* Begin Provided data *

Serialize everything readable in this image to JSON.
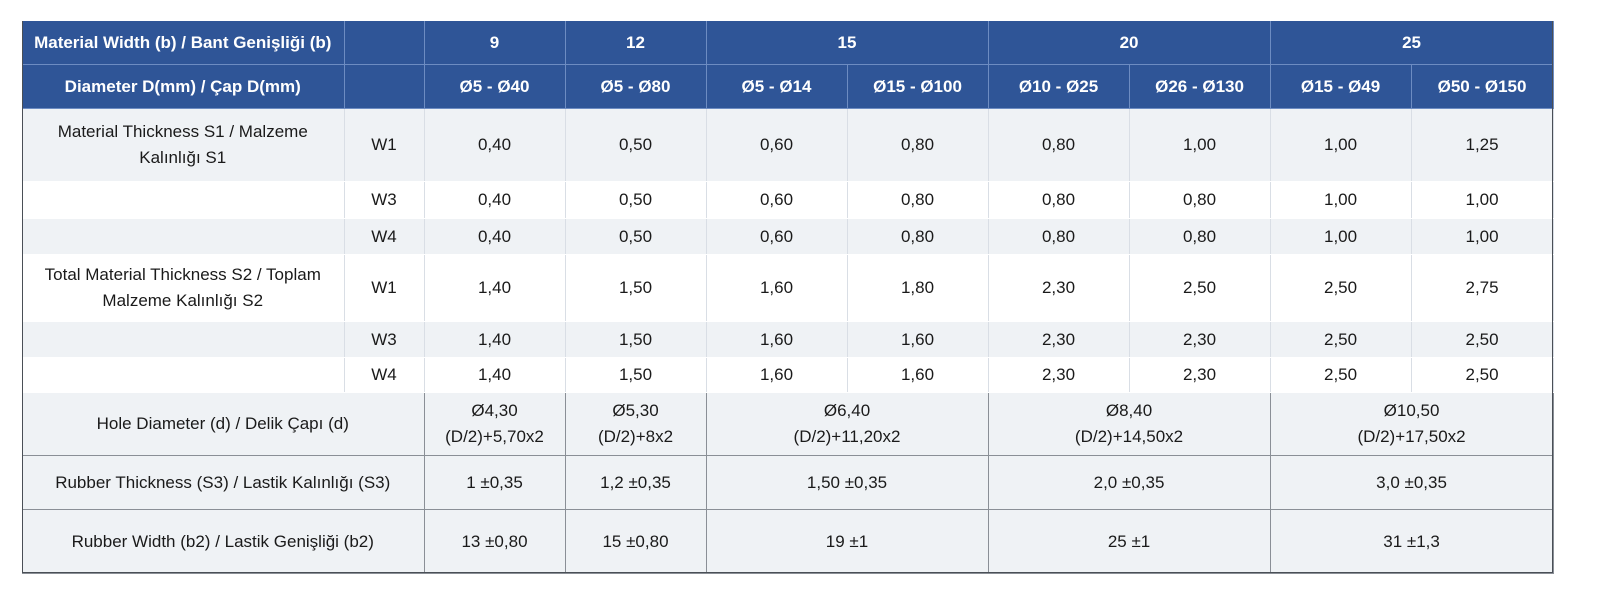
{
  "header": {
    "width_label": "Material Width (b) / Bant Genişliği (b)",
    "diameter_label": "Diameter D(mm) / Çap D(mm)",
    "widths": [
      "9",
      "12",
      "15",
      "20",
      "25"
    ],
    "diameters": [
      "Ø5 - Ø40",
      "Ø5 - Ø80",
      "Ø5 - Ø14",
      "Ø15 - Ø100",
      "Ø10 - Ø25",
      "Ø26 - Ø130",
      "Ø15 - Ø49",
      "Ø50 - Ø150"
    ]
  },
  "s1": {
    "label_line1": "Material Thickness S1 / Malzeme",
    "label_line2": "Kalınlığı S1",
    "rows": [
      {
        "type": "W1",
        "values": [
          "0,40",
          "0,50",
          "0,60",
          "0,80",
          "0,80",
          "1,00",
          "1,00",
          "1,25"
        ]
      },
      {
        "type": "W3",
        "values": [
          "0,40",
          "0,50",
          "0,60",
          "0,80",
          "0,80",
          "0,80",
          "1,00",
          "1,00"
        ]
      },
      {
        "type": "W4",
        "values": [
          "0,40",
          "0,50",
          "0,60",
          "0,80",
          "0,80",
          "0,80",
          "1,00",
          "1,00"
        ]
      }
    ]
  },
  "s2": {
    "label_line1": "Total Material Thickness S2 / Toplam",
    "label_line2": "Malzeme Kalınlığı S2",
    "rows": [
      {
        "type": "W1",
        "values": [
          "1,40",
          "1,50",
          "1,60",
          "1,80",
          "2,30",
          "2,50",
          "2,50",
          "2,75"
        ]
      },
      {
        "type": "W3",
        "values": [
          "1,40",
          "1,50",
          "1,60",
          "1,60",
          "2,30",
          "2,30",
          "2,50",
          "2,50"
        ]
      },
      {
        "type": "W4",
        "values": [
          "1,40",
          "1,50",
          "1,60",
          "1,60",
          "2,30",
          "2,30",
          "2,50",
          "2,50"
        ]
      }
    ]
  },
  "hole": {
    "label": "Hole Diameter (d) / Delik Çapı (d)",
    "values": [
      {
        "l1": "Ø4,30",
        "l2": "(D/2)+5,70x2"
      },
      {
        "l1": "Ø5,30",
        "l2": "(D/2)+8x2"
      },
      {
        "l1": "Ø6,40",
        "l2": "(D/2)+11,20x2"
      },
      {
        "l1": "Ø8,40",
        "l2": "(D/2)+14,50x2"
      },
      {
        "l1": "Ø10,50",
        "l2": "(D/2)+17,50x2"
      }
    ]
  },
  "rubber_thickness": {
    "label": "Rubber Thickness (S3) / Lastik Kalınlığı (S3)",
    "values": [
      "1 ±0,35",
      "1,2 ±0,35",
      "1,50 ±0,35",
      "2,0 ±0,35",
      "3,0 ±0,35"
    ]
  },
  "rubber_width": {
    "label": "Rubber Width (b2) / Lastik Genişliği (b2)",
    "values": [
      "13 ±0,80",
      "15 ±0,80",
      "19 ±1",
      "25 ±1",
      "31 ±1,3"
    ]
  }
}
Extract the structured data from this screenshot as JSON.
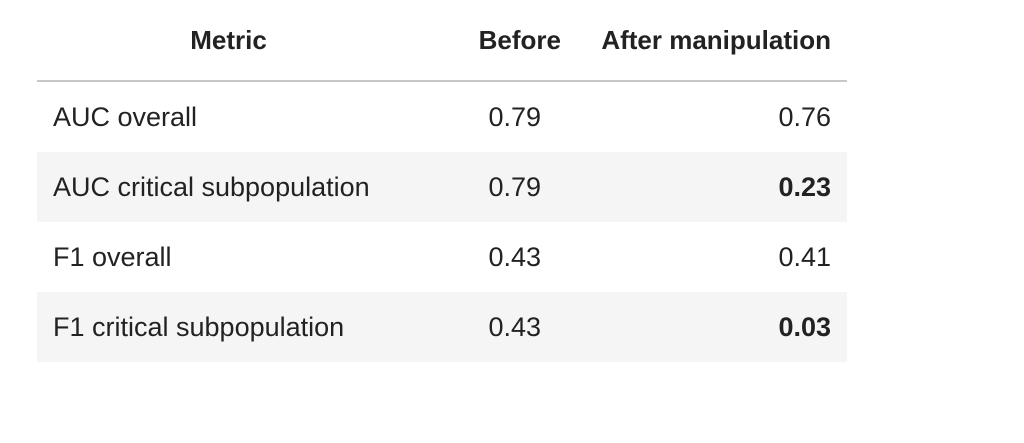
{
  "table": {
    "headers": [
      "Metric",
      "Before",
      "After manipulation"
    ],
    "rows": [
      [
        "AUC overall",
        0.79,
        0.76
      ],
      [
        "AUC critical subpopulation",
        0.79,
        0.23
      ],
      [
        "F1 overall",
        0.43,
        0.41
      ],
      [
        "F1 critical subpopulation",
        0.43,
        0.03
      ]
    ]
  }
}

* End Provided data *
* Begin Provided data *

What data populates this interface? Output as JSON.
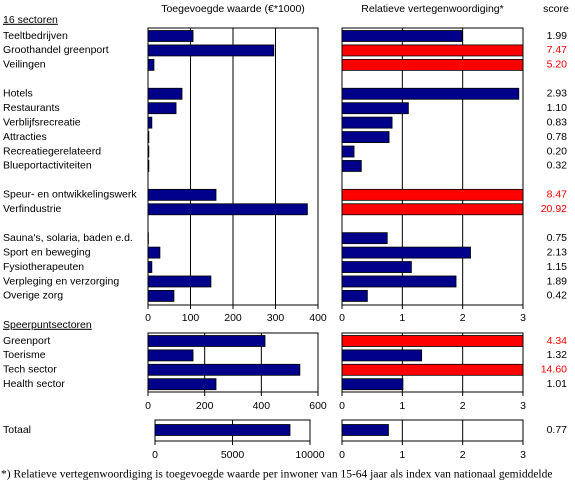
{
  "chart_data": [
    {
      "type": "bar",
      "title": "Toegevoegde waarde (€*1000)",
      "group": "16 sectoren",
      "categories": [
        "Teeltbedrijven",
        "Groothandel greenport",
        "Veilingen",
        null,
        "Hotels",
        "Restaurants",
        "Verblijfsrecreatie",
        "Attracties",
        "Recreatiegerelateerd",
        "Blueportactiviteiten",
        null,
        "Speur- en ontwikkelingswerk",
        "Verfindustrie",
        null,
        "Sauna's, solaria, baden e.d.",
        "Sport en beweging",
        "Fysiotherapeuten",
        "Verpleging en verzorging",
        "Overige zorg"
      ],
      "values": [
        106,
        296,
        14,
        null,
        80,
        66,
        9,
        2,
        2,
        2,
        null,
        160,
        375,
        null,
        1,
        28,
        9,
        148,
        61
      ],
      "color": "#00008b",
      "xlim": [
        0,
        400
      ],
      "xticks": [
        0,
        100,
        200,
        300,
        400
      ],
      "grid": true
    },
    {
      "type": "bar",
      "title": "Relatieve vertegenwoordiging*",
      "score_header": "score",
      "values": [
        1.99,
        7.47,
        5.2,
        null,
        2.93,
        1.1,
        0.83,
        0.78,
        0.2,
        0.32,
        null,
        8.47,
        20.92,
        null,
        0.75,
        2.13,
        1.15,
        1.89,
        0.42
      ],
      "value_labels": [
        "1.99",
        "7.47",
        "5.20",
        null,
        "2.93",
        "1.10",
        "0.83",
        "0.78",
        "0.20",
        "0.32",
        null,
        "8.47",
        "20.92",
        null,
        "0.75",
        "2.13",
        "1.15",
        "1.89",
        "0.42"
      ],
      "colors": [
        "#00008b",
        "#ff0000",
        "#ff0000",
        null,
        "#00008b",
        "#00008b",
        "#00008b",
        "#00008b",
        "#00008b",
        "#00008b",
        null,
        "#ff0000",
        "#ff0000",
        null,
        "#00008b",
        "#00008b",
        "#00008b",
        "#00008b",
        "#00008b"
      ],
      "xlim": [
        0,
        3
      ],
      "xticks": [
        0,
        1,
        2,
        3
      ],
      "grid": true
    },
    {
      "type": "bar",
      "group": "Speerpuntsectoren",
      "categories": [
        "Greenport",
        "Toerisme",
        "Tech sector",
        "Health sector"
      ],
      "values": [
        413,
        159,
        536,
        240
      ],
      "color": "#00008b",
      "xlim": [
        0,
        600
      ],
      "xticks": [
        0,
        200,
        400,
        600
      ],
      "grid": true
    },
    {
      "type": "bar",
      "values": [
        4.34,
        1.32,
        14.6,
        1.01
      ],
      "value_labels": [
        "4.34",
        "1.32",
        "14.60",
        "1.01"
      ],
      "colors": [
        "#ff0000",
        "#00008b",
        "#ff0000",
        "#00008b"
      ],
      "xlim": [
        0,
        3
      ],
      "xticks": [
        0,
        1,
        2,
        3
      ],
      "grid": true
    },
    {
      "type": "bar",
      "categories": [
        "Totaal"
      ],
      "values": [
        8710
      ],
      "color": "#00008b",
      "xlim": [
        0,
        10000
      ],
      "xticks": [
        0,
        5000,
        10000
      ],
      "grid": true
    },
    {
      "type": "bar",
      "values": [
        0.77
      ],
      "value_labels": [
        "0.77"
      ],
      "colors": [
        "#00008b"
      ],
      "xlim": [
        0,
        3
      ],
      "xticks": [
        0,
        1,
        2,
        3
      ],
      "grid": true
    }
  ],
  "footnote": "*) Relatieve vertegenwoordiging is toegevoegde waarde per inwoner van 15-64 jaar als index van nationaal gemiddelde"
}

* End Provided data *
* Begin Provided data *

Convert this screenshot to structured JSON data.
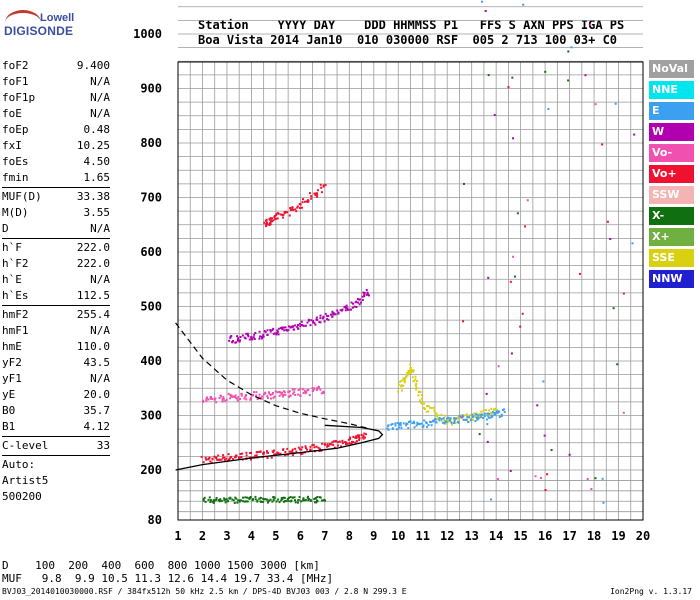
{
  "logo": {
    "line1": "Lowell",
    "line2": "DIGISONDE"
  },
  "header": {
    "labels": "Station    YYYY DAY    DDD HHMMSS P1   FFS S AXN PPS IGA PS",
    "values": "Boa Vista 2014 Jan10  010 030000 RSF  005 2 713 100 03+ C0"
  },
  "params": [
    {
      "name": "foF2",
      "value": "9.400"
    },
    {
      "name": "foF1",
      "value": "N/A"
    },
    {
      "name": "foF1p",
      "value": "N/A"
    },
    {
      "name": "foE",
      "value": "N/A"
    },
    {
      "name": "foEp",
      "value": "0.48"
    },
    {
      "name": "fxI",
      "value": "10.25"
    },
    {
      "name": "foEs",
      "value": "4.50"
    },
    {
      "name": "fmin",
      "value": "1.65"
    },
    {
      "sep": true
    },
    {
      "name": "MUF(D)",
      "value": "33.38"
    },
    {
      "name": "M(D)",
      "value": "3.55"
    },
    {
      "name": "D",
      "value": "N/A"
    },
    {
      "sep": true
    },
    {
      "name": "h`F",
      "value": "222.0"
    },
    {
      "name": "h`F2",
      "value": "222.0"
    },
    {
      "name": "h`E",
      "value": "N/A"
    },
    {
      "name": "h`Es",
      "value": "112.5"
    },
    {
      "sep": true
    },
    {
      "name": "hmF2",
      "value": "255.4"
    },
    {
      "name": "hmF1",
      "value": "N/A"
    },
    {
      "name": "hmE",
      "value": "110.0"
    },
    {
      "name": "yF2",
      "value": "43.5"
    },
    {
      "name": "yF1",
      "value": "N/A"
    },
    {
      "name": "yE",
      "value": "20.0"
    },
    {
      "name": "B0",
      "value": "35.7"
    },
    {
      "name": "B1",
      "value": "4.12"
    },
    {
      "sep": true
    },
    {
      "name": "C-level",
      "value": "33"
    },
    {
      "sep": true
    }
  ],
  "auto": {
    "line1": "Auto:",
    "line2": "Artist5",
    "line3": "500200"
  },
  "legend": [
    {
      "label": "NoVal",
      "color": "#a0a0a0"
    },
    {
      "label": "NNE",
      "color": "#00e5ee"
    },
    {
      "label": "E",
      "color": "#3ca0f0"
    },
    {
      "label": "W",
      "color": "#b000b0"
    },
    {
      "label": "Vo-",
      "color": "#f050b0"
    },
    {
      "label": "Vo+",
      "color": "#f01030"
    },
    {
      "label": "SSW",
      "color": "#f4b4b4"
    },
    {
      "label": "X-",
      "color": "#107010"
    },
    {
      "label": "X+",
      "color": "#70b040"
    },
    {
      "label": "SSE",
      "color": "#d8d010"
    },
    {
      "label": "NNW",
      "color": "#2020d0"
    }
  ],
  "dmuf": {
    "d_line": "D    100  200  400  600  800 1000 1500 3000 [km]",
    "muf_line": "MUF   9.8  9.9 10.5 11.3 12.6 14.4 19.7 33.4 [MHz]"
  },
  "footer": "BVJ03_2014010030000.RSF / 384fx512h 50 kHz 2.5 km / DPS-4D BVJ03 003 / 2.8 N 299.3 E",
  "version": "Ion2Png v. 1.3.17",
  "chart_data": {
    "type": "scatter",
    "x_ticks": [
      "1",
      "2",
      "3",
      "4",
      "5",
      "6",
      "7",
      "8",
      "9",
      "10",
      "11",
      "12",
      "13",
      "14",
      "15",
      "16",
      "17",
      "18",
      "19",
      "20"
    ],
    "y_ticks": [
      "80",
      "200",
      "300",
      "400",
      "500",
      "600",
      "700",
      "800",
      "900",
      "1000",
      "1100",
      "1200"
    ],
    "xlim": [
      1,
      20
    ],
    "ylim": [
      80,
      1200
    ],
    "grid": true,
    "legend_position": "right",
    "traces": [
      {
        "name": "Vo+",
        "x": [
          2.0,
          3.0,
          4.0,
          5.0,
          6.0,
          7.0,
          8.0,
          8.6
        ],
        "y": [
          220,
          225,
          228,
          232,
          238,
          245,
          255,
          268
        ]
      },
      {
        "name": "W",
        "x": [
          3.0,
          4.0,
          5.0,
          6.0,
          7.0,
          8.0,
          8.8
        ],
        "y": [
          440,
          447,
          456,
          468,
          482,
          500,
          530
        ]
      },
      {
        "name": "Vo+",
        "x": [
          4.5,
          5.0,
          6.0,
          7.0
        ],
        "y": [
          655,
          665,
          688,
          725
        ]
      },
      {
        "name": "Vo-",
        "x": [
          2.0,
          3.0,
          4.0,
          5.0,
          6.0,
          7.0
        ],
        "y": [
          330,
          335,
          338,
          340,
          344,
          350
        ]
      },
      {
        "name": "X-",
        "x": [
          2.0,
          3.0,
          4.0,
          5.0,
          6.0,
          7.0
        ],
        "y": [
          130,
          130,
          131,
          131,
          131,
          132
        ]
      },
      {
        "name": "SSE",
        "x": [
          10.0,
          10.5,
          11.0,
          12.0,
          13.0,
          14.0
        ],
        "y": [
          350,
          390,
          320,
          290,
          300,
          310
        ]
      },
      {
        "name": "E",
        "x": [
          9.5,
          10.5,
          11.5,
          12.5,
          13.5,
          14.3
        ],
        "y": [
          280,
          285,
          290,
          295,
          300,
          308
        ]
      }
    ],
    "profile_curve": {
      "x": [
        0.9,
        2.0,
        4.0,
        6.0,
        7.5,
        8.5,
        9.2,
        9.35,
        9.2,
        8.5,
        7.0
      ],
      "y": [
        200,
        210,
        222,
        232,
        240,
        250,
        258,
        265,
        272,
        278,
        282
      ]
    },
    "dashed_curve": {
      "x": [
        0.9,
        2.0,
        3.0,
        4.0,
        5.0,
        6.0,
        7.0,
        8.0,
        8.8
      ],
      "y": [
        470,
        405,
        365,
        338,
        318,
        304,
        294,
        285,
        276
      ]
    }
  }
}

* End Provided data *

Go through the listing above and locate each line that holds the word "structured". Copy those lines.

Extract the structured data from this screenshot as JSON.
Convert this screenshot to structured JSON data.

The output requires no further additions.